▶ **The task**:
Across the entries below, how many lines contain the word "wird"? Give the number alone.
------------------------------------------------------------------------
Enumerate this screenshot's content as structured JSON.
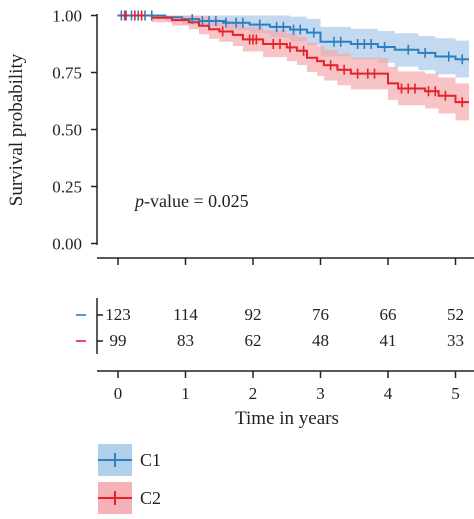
{
  "chart_data": {
    "type": "line",
    "subtype": "kaplan-meier",
    "ylabel": "Survival probability",
    "xlabel": "Time in years",
    "ylim": [
      0,
      1
    ],
    "xlim": [
      0,
      5.2
    ],
    "yticks": [
      "0.00",
      "0.25",
      "0.50",
      "0.75",
      "1.00"
    ],
    "xticks": [
      "0",
      "1",
      "2",
      "3",
      "4",
      "5"
    ],
    "annotation": {
      "italic": "p",
      "rest": "-value = 0.025"
    },
    "series": [
      {
        "name": "C1",
        "color": "#2e7fc2",
        "band_color": "#a9c9e8",
        "steps": [
          [
            0,
            1.0
          ],
          [
            0.7,
            0.992
          ],
          [
            0.95,
            0.984
          ],
          [
            1.2,
            0.976
          ],
          [
            1.6,
            0.968
          ],
          [
            1.95,
            0.96
          ],
          [
            2.25,
            0.95
          ],
          [
            2.55,
            0.938
          ],
          [
            2.8,
            0.925
          ],
          [
            3.0,
            0.885
          ],
          [
            3.45,
            0.875
          ],
          [
            3.85,
            0.862
          ],
          [
            4.1,
            0.85
          ],
          [
            4.45,
            0.836
          ],
          [
            4.7,
            0.82
          ],
          [
            5.0,
            0.808
          ],
          [
            5.2,
            0.808
          ]
        ],
        "band_upper": [
          1.0,
          1.0,
          1.0,
          1.0,
          1.0,
          1.0,
          1.0,
          0.995,
          0.985,
          0.95,
          0.942,
          0.932,
          0.922,
          0.91,
          0.9,
          0.89,
          0.89
        ],
        "band_lower": [
          1.0,
          0.975,
          0.962,
          0.95,
          0.936,
          0.922,
          0.904,
          0.886,
          0.87,
          0.82,
          0.808,
          0.792,
          0.776,
          0.76,
          0.742,
          0.728,
          0.728
        ],
        "censor_x": [
          0.05,
          0.12,
          0.2,
          0.3,
          0.4,
          0.5,
          1.1,
          1.25,
          1.35,
          1.45,
          1.6,
          1.75,
          1.85,
          2.1,
          2.35,
          2.45,
          2.6,
          2.7,
          2.9,
          3.2,
          3.3,
          3.55,
          3.65,
          3.75,
          3.95,
          4.3,
          4.55,
          4.9,
          5.1
        ]
      },
      {
        "name": "C2",
        "color": "#e8202a",
        "band_color": "#f4a9ad",
        "steps": [
          [
            0,
            1.0
          ],
          [
            0.5,
            0.99
          ],
          [
            0.8,
            0.98
          ],
          [
            1.05,
            0.97
          ],
          [
            1.2,
            0.955
          ],
          [
            1.35,
            0.94
          ],
          [
            1.5,
            0.93
          ],
          [
            1.7,
            0.915
          ],
          [
            1.85,
            0.895
          ],
          [
            2.15,
            0.875
          ],
          [
            2.5,
            0.86
          ],
          [
            2.65,
            0.845
          ],
          [
            2.8,
            0.815
          ],
          [
            2.95,
            0.8
          ],
          [
            3.05,
            0.782
          ],
          [
            3.25,
            0.762
          ],
          [
            3.45,
            0.745
          ],
          [
            3.9,
            0.745
          ],
          [
            4.0,
            0.702
          ],
          [
            4.15,
            0.68
          ],
          [
            4.55,
            0.668
          ],
          [
            4.75,
            0.648
          ],
          [
            5.0,
            0.62
          ],
          [
            5.2,
            0.62
          ]
        ],
        "band_upper": [
          1.0,
          1.0,
          1.0,
          1.0,
          0.995,
          0.985,
          0.978,
          0.965,
          0.95,
          0.935,
          0.92,
          0.907,
          0.882,
          0.867,
          0.85,
          0.832,
          0.815,
          0.815,
          0.775,
          0.755,
          0.745,
          0.728,
          0.702,
          0.702
        ],
        "band_lower": [
          1.0,
          0.97,
          0.955,
          0.94,
          0.918,
          0.898,
          0.885,
          0.866,
          0.842,
          0.818,
          0.8,
          0.783,
          0.752,
          0.735,
          0.715,
          0.694,
          0.676,
          0.676,
          0.63,
          0.606,
          0.592,
          0.57,
          0.54,
          0.54
        ],
        "censor_x": [
          0.1,
          0.25,
          0.35,
          1.55,
          1.95,
          2.0,
          2.05,
          2.3,
          2.4,
          2.55,
          2.75,
          3.15,
          3.35,
          3.55,
          3.7,
          3.8,
          4.2,
          4.3,
          4.4,
          4.6,
          4.7,
          4.85,
          5.1
        ]
      }
    ],
    "risk_table": {
      "x": [
        0,
        1,
        2,
        3,
        4,
        5
      ],
      "rows": [
        {
          "name": "C1",
          "values": [
            "123",
            "114",
            "92",
            "76",
            "66",
            "52"
          ]
        },
        {
          "name": "C2",
          "values": [
            "99",
            "83",
            "62",
            "48",
            "41",
            "33"
          ]
        }
      ]
    },
    "legend": {
      "placement": "bottom-left",
      "items": [
        "C1",
        "C2"
      ]
    }
  }
}
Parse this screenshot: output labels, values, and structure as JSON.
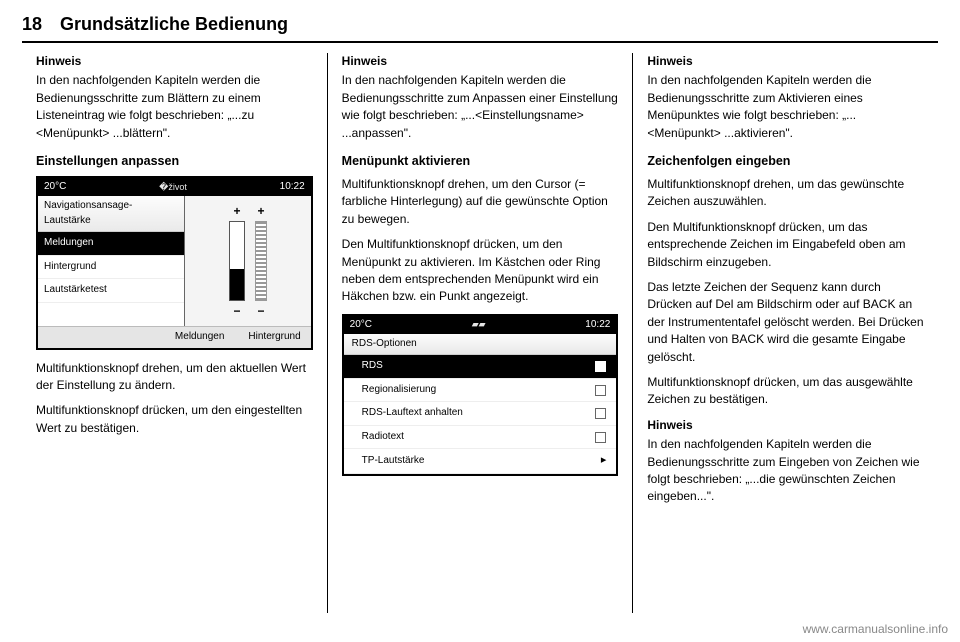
{
  "header": {
    "page_number": "18",
    "chapter_title": "Grundsätzliche Bedienung"
  },
  "col1": {
    "hinweis_label": "Hinweis",
    "hinweis_text": "In den nachfolgenden Kapiteln werden die Bedienungsschritte zum Blättern zu einem Listeneintrag wie folgt beschrieben: „...zu <Menüpunkt> ...blättern\".",
    "section_title": "Einstellungen anpassen",
    "screenshot1": {
      "temp": "20°C",
      "time": "10:22",
      "menu_title": "Navigationsansage-Lautstärke",
      "items": [
        "Meldungen",
        "Hintergrund",
        "Lautstärketest"
      ],
      "selected_index": 0,
      "footer_labels": [
        "Meldungen",
        "Hintergrund"
      ]
    },
    "body1": "Multifunktionsknopf drehen, um den aktuellen Wert der Einstellung zu ändern.",
    "body2": "Multifunktionsknopf drücken, um den eingestellten Wert zu bestätigen."
  },
  "col2": {
    "hinweis_label": "Hinweis",
    "hinweis_text": "In den nachfolgenden Kapiteln werden die Bedienungsschritte zum Anpassen einer Einstellung wie folgt beschrieben: „...<Einstellungsname> ...anpassen\".",
    "section_title": "Menüpunkt aktivieren",
    "body1": "Multifunktionsknopf drehen, um den Cursor (= farbliche Hinterlegung) auf die gewünschte Option zu bewegen.",
    "body2": "Den Multifunktionsknopf drücken, um den Menüpunkt zu aktivieren. Im Kästchen oder Ring neben dem entsprechenden Menüpunkt wird ein Häkchen bzw. ein Punkt angezeigt.",
    "screenshot2": {
      "temp": "20°C",
      "time": "10:22",
      "list_title": "RDS-Optionen",
      "rows": [
        {
          "label": "RDS",
          "type": "checkbox",
          "checked": true,
          "selected": true
        },
        {
          "label": "Regionalisierung",
          "type": "checkbox",
          "checked": false,
          "selected": false
        },
        {
          "label": "RDS-Lauftext anhalten",
          "type": "checkbox",
          "checked": false,
          "selected": false
        },
        {
          "label": "Radiotext",
          "type": "checkbox",
          "checked": false,
          "selected": false
        },
        {
          "label": "TP-Lautstärke",
          "type": "arrow",
          "selected": false
        }
      ]
    }
  },
  "col3": {
    "hinweis1_label": "Hinweis",
    "hinweis1_text": "In den nachfolgenden Kapiteln werden die Bedienungsschritte zum Aktivieren eines Menüpunktes wie folgt beschrieben: „...<Menüpunkt> ...aktivieren\".",
    "section_title": "Zeichenfolgen eingeben",
    "body1": "Multifunktionsknopf drehen, um das gewünschte Zeichen auszuwählen.",
    "body2": "Den Multifunktionsknopf drücken, um das entsprechende Zeichen im Eingabefeld oben am Bildschirm einzugeben.",
    "body3": "Das letzte Zeichen der Sequenz kann durch Drücken auf Del am Bildschirm oder auf BACK an der Instrumententafel gelöscht werden. Bei Drücken und Halten von BACK wird die gesamte Eingabe gelöscht.",
    "body4": "Multifunktionsknopf drücken, um das ausgewählte Zeichen zu bestätigen.",
    "hinweis2_label": "Hinweis",
    "hinweis2_text": "In den nachfolgenden Kapiteln werden die Bedienungsschritte zum Eingeben von Zeichen wie folgt beschrieben: „...die gewünschten Zeichen eingeben...\"."
  },
  "watermark": "www.carmanualsonline.info"
}
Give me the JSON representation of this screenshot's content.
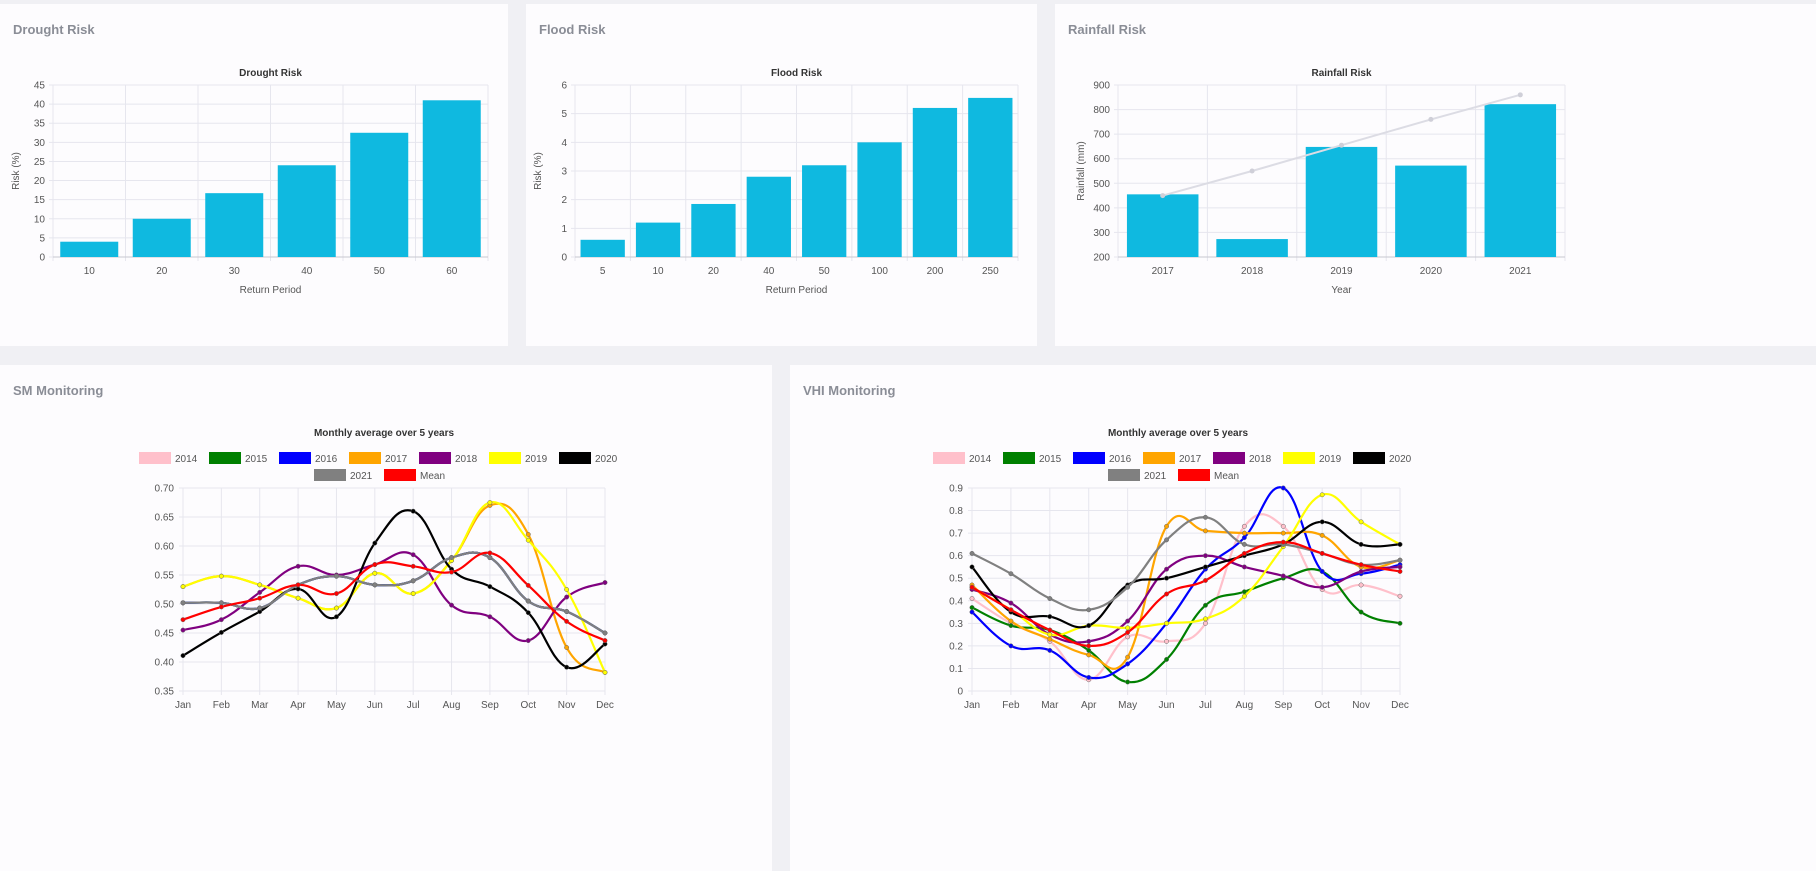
------------------------------------------------------------------------
▶ **The reply**:
2